(What this task involves) Check every line below for the word "documentation" and show those that hold it.

[Dataset items]
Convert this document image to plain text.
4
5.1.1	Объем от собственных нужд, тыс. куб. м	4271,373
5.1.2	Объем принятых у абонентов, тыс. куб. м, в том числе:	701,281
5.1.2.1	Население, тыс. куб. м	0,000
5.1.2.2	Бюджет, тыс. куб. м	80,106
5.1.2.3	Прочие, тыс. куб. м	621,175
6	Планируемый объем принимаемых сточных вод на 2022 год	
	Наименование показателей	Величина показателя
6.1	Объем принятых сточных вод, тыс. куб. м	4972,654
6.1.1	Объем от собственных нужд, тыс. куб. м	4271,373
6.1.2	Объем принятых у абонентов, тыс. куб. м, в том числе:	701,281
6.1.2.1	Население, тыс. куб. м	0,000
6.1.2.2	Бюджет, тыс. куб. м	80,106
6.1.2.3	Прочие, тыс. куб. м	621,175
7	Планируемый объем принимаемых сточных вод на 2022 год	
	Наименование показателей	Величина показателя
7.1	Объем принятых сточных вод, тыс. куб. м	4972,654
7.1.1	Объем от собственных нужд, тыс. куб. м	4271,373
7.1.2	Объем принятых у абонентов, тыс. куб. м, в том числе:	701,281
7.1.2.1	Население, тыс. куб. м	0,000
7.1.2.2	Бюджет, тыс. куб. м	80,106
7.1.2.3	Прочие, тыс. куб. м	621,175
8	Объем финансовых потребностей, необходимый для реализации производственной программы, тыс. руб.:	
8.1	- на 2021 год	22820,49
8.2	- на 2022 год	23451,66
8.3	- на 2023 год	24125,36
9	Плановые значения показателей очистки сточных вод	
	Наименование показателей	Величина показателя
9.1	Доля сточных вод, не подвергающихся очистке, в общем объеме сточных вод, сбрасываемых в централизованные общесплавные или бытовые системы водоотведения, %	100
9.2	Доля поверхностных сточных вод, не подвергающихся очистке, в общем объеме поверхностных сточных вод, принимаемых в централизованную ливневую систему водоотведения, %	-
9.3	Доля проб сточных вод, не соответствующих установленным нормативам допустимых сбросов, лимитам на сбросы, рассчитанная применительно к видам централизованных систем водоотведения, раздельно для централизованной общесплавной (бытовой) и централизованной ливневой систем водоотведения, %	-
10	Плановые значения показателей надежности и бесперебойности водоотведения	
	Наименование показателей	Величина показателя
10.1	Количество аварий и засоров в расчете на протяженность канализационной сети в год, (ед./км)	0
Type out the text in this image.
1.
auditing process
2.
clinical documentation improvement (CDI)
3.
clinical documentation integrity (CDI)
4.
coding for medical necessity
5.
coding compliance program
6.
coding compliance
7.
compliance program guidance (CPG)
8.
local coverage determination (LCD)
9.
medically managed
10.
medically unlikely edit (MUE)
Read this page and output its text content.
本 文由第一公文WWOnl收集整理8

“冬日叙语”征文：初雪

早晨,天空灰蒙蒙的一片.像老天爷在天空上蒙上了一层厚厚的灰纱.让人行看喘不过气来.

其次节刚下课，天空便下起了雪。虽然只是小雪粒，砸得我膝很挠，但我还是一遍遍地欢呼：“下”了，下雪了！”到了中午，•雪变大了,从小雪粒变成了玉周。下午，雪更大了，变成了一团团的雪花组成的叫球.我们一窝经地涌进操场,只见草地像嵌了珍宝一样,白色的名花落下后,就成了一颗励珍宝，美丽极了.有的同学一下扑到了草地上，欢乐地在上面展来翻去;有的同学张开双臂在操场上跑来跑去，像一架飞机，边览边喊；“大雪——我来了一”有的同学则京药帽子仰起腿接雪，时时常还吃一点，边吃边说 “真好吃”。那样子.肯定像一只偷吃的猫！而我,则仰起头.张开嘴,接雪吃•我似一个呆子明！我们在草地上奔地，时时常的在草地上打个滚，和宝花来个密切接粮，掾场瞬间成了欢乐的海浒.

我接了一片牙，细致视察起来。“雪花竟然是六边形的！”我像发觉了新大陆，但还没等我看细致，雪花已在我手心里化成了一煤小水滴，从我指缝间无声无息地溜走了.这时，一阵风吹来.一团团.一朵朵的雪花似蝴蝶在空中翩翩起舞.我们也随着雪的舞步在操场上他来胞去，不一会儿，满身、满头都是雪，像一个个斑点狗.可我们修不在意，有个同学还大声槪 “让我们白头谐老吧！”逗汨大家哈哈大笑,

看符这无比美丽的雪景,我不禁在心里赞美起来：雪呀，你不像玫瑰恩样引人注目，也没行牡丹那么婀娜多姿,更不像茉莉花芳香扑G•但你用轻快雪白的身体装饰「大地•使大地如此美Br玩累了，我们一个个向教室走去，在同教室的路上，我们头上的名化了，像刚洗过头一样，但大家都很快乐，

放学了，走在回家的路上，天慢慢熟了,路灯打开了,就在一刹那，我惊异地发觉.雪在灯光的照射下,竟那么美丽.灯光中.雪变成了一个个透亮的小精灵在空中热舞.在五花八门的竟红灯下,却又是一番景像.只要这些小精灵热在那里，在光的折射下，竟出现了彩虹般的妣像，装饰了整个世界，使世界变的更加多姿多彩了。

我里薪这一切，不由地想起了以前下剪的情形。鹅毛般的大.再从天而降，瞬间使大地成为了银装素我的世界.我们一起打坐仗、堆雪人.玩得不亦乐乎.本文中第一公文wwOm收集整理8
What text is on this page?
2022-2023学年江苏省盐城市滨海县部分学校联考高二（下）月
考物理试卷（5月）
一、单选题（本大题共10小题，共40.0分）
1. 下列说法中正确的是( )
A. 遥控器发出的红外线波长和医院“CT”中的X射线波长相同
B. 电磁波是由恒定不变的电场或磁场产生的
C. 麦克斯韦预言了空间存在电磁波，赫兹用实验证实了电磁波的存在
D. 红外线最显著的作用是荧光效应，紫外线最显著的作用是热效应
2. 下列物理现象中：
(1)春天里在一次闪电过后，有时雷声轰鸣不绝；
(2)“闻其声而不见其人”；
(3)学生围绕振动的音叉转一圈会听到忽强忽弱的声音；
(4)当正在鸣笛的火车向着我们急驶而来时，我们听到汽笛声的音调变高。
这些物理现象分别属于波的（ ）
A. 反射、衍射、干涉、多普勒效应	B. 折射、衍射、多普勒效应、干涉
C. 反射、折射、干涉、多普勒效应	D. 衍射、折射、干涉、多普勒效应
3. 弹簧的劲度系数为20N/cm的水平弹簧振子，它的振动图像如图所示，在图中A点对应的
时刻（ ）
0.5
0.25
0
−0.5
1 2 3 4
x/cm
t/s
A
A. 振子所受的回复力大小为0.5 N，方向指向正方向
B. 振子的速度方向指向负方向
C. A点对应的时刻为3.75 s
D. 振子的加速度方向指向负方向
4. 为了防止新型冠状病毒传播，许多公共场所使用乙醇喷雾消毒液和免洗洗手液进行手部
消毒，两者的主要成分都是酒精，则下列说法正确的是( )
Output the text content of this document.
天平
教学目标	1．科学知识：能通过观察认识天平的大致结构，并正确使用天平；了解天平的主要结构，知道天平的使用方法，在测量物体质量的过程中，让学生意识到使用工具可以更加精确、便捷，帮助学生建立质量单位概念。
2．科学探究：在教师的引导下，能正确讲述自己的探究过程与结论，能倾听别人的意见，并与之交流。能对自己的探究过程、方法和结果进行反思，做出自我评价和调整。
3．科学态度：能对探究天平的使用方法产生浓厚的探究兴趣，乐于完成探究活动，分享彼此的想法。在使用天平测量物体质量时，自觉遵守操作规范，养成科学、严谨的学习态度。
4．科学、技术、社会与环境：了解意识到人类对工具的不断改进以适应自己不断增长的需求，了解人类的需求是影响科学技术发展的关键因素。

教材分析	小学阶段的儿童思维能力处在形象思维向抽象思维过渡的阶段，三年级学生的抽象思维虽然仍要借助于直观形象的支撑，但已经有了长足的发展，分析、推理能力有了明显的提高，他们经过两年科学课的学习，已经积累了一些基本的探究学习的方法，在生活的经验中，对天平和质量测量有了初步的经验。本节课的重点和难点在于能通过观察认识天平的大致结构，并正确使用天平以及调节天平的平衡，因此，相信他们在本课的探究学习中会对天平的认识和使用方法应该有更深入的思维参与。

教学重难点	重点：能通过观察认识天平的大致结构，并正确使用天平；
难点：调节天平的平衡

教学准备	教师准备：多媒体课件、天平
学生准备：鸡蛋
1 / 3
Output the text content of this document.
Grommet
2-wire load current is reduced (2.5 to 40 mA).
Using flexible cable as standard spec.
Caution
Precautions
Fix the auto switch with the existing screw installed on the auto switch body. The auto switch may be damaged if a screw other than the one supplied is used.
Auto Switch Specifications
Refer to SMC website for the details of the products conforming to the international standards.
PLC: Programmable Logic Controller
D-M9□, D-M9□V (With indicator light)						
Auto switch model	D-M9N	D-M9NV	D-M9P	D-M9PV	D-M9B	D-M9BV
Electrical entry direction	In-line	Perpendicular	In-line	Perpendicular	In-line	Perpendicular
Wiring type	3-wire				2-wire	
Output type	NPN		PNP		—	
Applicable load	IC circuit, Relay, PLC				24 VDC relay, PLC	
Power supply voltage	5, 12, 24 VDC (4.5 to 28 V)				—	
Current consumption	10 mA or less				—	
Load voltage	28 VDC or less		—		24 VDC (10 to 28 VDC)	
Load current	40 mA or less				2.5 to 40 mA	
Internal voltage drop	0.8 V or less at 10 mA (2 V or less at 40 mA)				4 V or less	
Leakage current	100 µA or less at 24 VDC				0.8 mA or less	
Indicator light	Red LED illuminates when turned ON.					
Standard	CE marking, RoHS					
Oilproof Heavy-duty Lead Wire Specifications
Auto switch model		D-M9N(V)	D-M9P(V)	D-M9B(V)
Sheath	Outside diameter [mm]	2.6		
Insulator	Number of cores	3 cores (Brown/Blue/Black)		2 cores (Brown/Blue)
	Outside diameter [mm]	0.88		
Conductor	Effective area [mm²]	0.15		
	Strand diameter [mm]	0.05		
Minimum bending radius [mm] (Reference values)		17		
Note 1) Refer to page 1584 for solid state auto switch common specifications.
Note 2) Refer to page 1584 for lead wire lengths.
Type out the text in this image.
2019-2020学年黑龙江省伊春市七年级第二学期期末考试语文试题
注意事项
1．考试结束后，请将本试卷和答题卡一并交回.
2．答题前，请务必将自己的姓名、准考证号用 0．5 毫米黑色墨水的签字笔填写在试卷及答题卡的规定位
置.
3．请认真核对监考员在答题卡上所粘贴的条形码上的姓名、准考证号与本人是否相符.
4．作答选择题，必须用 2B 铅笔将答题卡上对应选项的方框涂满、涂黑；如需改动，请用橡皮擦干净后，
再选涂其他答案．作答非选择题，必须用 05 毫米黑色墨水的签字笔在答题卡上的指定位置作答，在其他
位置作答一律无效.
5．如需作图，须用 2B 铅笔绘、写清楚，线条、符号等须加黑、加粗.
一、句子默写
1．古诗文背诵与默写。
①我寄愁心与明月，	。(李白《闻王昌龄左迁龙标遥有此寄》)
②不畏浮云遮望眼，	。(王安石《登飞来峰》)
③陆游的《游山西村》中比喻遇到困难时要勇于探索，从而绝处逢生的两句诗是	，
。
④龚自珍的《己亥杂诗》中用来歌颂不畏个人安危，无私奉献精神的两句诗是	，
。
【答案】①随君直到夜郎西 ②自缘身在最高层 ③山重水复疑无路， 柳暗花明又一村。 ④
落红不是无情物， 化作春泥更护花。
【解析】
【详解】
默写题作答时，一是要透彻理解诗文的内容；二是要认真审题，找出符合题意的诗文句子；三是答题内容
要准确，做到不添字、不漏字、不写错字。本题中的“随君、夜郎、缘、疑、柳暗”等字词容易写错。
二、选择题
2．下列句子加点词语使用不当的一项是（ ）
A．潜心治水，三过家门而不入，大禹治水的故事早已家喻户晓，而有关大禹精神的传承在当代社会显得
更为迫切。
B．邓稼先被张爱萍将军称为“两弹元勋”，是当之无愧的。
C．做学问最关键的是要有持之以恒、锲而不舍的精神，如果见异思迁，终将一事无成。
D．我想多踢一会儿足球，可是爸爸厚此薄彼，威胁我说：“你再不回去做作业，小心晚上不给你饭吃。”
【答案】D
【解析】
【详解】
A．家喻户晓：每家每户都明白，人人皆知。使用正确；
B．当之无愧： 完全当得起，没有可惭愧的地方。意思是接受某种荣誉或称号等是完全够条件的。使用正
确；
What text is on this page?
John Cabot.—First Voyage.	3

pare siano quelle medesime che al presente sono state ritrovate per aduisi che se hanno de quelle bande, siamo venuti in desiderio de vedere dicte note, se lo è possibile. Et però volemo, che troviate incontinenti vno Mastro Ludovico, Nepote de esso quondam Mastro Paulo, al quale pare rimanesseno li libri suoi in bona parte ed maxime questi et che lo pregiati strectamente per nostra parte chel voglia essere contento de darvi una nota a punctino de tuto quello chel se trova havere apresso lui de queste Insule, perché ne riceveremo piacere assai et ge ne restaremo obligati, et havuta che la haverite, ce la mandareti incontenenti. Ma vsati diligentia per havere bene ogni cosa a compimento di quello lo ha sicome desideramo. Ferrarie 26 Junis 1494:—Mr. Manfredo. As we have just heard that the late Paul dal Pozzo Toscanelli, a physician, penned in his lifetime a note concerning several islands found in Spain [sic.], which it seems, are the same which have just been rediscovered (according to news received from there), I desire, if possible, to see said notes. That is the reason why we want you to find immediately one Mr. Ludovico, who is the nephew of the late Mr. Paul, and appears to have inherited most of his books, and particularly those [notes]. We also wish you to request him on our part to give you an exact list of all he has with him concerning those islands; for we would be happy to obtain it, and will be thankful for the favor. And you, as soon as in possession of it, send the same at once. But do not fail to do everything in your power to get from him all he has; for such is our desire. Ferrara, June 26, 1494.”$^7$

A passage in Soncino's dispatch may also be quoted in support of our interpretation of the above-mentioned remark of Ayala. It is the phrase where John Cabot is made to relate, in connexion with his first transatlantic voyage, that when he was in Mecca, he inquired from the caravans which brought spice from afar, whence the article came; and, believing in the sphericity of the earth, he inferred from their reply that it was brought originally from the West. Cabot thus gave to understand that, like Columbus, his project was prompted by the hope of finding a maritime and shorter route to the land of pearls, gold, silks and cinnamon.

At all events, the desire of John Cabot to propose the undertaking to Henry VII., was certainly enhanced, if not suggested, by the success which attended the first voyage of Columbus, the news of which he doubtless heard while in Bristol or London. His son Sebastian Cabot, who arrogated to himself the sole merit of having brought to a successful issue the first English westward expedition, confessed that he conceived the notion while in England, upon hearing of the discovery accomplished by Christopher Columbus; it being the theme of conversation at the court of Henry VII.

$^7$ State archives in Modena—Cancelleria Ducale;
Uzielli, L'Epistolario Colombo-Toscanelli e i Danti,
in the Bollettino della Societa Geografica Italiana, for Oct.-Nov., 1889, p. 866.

(Answer to this exercise)
clinical documentation improvement (CDI)
clinical documentation integrity (CDI)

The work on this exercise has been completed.